Stored data:
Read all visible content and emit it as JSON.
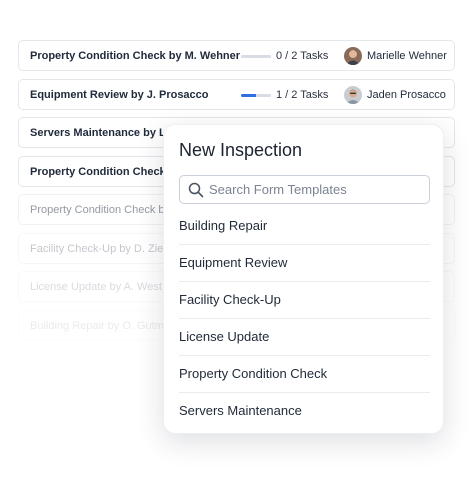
{
  "inspections": [
    {
      "title": "Property Condition Check by M. Wehner",
      "tasks": "0 / 2 Tasks",
      "progress": 0,
      "assignee": "Marielle Wehner"
    },
    {
      "title": "Equipment Review by J. Prosacco",
      "tasks": "1 / 2 Tasks",
      "progress": 0.5,
      "assignee": "Jaden Prosacco"
    },
    {
      "title": "Servers Maintenance by L. Ti"
    },
    {
      "title": "Property Condition Check by"
    },
    {
      "title": "Property Condition Check by"
    },
    {
      "title": "Facility Check-Up by D. Ziem"
    },
    {
      "title": "License Update by A. West"
    },
    {
      "title": "Building Repair by O. Gutmar"
    }
  ],
  "colors": {
    "progress_fill": "#2f6fe0",
    "progress_track": "#d9dde3"
  },
  "panel": {
    "title": "New Inspection",
    "search_placeholder": "Search Form Templates",
    "search_icon": "search-icon",
    "templates": [
      "Building Repair",
      "Equipment Review",
      "Facility Check-Up",
      "License Update",
      "Property Condition Check",
      "Servers Maintenance"
    ]
  }
}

- EXERCISE INSTRUCTIONS: Set down the material above as is, without any pictures.

- ANSWER TO THIS EXERCISE:
Read all visible content and emit it as JSON.
{
  "inspections": [
    {
      "title": "Property Condition Check by M. Wehner",
      "tasks": "0 / 2 Tasks",
      "progress": 0,
      "assignee": "Marielle Wehner"
    },
    {
      "title": "Equipment Review by J. Prosacco",
      "tasks": "1 / 2 Tasks",
      "progress": 0.5,
      "assignee": "Jaden Prosacco"
    },
    {
      "title": "Servers Maintenance by L. Ti"
    },
    {
      "title": "Property Condition Check by"
    },
    {
      "title": "Property Condition Check by"
    },
    {
      "title": "Facility Check-Up by D. Ziem"
    },
    {
      "title": "License Update by A. West"
    },
    {
      "title": "Building Repair by O. Gutmar"
    }
  ],
  "colors": {
    "progress_fill": "#2f6fe0",
    "progress_track": "#d9dde3"
  },
  "panel": {
    "title": "New Inspection",
    "search_placeholder": "Search Form Templates",
    "search_icon": "search-icon",
    "templates": [
      "Building Repair",
      "Equipment Review",
      "Facility Check-Up",
      "License Update",
      "Property Condition Check",
      "Servers Maintenance"
    ]
  }
}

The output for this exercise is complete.